[START Material for this exercise]

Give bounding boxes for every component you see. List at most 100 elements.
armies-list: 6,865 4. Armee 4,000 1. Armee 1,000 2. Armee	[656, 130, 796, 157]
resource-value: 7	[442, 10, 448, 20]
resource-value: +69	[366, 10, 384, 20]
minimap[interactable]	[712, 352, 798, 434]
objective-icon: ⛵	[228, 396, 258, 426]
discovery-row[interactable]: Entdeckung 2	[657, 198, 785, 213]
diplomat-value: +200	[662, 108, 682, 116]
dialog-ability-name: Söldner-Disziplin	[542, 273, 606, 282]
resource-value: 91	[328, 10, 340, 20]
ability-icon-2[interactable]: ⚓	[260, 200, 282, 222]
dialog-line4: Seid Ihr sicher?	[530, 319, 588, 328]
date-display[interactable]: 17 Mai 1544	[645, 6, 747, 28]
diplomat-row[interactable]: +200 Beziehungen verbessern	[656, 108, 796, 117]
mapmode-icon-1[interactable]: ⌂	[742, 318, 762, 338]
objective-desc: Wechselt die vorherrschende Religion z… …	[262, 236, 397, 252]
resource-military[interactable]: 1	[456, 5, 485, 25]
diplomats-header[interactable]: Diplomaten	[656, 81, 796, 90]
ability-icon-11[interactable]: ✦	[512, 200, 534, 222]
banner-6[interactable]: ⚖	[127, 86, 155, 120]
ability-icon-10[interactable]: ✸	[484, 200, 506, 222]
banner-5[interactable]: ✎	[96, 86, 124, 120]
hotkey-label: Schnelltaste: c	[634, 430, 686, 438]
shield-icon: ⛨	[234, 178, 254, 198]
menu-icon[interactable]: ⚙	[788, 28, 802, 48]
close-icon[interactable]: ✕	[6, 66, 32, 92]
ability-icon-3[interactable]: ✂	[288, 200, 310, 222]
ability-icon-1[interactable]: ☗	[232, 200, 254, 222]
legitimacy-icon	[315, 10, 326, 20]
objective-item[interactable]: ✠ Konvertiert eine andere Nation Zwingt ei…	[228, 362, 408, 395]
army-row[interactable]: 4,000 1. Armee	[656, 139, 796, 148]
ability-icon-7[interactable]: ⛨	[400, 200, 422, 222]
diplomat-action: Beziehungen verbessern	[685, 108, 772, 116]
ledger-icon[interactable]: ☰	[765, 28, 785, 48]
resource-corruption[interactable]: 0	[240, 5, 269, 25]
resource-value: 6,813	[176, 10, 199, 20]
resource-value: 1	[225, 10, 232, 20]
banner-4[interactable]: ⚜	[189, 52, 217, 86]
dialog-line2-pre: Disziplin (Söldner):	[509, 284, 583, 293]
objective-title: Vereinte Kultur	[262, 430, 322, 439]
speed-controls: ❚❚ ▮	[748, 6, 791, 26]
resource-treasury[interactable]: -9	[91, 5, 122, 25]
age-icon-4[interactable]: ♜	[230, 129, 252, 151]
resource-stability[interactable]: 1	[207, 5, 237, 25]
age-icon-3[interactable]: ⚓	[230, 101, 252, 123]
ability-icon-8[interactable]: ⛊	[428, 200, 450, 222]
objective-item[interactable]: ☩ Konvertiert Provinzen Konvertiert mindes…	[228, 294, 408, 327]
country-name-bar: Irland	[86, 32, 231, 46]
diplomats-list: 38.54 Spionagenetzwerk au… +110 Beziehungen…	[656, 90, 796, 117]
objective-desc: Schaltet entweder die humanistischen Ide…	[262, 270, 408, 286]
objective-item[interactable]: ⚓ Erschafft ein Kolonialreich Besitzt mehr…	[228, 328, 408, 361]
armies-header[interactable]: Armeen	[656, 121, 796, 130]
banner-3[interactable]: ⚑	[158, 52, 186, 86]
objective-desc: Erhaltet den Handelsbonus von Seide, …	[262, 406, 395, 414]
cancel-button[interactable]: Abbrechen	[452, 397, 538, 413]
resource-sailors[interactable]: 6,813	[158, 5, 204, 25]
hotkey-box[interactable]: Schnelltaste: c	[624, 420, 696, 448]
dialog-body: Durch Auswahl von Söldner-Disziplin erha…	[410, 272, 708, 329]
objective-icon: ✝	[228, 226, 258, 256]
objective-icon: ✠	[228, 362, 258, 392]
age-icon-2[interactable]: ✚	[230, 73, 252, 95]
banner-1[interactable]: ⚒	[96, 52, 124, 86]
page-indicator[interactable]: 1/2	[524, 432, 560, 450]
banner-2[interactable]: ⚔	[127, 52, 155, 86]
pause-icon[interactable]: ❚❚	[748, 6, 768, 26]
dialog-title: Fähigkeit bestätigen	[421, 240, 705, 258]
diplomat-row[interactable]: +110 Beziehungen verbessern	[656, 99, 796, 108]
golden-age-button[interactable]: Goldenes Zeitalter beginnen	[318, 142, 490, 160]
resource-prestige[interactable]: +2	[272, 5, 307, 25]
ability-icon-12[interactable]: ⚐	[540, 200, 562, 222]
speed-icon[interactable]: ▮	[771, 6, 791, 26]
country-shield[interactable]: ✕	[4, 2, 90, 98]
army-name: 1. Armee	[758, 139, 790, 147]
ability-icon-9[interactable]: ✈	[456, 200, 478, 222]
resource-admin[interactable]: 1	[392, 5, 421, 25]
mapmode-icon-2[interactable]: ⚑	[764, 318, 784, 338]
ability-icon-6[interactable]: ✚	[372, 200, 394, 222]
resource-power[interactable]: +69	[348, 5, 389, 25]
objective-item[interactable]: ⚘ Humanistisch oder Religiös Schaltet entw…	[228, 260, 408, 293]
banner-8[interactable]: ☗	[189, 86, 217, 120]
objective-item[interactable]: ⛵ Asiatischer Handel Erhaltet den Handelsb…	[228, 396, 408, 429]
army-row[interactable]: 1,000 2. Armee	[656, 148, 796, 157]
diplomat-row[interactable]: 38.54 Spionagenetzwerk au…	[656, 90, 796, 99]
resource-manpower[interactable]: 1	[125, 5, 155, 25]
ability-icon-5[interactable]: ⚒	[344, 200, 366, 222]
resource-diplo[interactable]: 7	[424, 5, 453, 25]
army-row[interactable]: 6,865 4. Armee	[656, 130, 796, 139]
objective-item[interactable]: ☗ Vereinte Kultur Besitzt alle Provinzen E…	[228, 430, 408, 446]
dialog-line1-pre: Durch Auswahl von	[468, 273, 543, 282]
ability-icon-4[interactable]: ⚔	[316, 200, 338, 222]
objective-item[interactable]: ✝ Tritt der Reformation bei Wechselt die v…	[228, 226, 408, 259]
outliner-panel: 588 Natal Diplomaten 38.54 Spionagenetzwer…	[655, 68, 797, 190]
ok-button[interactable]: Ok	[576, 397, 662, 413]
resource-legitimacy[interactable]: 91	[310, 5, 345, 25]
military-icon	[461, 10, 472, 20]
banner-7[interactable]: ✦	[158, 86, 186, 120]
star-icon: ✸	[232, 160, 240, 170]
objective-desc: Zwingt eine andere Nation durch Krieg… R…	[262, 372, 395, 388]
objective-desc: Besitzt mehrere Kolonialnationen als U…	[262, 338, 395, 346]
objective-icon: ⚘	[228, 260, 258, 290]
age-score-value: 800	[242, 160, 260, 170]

[END Material for this exercise]
[START Material for this exercise]

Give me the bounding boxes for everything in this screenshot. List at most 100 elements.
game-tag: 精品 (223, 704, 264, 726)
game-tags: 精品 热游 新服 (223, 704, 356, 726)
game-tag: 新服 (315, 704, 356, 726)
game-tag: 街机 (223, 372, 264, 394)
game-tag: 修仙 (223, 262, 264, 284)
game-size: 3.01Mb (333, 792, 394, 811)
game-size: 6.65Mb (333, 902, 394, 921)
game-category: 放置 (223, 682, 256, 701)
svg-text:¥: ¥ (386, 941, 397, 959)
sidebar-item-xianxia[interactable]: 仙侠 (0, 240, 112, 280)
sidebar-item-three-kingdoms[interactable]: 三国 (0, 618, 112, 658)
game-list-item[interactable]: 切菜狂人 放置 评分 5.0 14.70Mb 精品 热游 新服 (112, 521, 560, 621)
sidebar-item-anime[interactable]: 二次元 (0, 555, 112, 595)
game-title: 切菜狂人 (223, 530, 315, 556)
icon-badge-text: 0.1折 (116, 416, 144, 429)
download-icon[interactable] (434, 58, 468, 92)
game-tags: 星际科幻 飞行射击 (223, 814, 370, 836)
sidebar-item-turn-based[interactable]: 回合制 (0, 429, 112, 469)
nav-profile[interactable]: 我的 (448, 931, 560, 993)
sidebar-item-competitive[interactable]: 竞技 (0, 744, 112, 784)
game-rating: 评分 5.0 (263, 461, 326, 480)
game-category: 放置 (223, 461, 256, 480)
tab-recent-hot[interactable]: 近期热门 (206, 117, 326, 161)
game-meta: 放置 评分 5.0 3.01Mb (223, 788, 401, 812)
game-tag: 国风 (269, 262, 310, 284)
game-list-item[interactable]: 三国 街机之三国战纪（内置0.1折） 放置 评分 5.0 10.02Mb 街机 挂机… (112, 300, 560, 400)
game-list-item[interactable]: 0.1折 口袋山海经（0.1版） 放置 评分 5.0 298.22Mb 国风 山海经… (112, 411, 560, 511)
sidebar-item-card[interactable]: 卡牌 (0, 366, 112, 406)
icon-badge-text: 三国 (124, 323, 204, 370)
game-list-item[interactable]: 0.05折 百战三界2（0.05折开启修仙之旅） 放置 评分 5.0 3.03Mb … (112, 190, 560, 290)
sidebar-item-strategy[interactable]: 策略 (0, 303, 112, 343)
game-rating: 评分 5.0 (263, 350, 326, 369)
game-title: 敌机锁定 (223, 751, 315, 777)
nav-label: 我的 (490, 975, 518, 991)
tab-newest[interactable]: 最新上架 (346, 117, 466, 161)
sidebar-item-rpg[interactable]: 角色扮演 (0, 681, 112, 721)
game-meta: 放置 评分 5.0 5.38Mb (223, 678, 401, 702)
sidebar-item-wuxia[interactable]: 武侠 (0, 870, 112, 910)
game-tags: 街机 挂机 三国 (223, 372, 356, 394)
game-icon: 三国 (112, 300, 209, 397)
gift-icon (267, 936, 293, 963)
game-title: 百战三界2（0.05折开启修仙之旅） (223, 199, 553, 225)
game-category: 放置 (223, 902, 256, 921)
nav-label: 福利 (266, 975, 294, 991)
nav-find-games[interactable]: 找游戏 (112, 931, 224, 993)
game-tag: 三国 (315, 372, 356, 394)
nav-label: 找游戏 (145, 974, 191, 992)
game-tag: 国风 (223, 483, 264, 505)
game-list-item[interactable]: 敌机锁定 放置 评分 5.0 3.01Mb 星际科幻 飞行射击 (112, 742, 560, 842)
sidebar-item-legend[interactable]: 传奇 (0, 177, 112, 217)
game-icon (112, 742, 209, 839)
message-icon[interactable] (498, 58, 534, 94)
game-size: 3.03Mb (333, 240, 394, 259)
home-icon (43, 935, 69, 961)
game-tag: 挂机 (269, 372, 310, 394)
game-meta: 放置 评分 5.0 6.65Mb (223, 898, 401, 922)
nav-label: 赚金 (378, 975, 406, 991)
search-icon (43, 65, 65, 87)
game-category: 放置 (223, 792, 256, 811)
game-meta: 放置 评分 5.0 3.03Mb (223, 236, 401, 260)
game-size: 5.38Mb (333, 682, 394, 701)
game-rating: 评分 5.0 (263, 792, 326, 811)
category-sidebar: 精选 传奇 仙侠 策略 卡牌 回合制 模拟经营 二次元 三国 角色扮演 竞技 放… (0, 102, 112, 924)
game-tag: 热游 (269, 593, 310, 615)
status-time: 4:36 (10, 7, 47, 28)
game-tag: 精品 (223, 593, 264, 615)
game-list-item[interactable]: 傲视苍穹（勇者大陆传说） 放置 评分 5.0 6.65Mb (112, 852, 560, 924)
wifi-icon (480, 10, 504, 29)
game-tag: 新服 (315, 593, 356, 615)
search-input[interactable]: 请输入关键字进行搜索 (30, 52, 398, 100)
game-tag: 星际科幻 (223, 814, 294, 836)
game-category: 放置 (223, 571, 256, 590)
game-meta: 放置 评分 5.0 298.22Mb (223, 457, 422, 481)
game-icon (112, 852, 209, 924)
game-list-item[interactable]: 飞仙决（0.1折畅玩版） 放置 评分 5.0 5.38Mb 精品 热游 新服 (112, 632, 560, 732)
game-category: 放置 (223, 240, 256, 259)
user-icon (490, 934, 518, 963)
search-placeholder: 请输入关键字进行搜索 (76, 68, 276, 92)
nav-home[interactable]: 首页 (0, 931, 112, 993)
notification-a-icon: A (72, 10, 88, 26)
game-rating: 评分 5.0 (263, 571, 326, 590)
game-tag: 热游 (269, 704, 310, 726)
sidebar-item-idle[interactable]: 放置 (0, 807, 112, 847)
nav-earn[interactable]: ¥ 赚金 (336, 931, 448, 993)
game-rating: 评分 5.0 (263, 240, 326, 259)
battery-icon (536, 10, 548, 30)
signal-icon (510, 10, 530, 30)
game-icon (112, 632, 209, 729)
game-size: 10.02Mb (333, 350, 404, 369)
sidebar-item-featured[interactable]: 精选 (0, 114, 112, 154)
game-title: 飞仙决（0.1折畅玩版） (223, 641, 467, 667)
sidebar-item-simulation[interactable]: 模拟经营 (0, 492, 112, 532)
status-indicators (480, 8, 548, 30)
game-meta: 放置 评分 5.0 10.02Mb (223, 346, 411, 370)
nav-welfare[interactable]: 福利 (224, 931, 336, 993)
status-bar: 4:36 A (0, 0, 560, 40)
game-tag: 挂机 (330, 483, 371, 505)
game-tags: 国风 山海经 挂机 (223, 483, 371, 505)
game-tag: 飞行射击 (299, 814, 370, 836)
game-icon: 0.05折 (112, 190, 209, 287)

[END Material for this exercise]
[START Material for this exercise]

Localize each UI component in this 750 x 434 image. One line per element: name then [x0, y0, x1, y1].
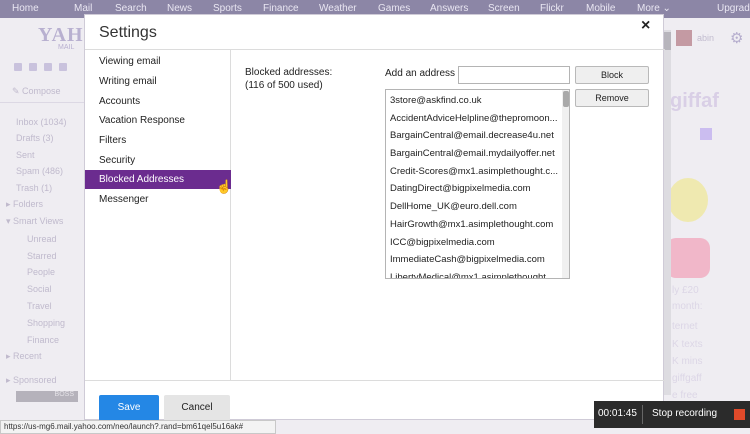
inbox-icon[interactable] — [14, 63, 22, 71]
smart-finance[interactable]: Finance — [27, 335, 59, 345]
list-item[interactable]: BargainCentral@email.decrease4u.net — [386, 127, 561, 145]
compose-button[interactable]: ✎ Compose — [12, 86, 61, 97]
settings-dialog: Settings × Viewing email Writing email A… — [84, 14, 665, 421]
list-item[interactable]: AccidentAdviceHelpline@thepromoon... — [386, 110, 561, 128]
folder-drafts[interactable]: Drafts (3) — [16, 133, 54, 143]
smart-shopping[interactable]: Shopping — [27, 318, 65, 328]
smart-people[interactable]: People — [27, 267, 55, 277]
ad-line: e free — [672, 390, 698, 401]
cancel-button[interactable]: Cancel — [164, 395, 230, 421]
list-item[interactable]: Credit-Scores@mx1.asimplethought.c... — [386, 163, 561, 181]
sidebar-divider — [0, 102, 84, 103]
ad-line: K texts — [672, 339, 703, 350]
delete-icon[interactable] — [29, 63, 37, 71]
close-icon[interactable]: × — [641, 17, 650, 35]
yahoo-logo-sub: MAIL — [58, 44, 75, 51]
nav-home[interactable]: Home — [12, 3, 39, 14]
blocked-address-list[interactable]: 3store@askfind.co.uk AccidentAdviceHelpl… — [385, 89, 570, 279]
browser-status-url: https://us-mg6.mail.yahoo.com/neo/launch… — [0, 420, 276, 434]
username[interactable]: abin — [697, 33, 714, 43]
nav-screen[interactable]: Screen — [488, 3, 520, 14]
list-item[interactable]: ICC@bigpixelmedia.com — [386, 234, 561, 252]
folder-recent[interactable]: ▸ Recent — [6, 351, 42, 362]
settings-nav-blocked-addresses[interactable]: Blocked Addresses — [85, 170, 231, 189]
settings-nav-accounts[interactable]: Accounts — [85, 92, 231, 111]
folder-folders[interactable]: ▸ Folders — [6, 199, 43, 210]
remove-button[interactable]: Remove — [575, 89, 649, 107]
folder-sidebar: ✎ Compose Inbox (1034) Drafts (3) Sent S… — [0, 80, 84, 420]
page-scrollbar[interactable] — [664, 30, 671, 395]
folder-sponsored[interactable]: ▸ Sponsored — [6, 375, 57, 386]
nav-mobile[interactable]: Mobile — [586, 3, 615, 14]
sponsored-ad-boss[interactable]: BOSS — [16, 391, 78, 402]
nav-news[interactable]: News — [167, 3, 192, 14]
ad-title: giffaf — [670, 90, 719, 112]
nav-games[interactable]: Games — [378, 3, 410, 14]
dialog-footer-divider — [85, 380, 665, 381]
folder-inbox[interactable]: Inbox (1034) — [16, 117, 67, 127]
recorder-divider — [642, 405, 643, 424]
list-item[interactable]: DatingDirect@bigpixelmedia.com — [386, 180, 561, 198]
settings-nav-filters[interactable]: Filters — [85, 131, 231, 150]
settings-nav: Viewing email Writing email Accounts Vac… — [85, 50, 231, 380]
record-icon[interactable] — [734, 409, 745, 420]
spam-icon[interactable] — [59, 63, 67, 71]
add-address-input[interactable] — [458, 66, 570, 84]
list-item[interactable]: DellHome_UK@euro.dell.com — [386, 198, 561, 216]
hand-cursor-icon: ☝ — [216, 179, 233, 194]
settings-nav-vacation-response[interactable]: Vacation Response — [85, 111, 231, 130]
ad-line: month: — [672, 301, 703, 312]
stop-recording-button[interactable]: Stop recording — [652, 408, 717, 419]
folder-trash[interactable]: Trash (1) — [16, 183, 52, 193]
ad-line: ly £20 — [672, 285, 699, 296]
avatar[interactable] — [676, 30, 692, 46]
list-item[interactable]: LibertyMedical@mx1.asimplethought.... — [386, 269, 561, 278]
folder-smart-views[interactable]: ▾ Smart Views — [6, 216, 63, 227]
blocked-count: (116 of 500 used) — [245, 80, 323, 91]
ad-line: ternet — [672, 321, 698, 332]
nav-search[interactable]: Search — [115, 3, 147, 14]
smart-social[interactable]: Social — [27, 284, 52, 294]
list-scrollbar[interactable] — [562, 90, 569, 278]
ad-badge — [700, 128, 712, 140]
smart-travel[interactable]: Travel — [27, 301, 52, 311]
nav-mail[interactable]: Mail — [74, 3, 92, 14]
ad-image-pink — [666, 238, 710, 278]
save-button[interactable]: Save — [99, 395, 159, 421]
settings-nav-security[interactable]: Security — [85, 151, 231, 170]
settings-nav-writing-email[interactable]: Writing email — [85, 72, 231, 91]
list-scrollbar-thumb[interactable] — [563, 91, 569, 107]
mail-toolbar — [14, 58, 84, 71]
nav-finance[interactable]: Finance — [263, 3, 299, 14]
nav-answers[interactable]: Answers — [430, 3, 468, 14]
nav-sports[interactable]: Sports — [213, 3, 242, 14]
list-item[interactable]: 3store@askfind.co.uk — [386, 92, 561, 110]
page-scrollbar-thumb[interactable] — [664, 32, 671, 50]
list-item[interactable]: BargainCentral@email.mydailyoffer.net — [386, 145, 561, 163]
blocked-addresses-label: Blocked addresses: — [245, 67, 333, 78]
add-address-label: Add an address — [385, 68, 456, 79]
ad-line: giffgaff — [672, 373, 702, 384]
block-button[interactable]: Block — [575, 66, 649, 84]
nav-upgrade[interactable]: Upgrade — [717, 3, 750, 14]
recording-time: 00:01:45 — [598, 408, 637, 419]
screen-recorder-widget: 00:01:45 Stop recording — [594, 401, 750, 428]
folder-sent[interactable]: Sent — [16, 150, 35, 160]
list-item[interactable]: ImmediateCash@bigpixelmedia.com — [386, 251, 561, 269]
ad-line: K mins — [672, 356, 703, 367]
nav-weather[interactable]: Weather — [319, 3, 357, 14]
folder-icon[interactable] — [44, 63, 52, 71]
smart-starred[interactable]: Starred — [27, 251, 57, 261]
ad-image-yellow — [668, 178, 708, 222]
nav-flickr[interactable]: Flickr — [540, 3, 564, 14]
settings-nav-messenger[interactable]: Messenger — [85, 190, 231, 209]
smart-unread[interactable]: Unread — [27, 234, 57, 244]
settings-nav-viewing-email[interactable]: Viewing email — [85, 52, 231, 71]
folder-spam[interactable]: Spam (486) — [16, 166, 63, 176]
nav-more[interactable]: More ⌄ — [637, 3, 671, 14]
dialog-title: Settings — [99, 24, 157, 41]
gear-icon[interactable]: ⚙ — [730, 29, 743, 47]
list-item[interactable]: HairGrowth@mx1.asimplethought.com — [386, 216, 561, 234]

[END Material for this exercise]

Written request:
How many lines in the data above contain the string "banner"? Case counts. Reply with the number only.

Solved exercise:
8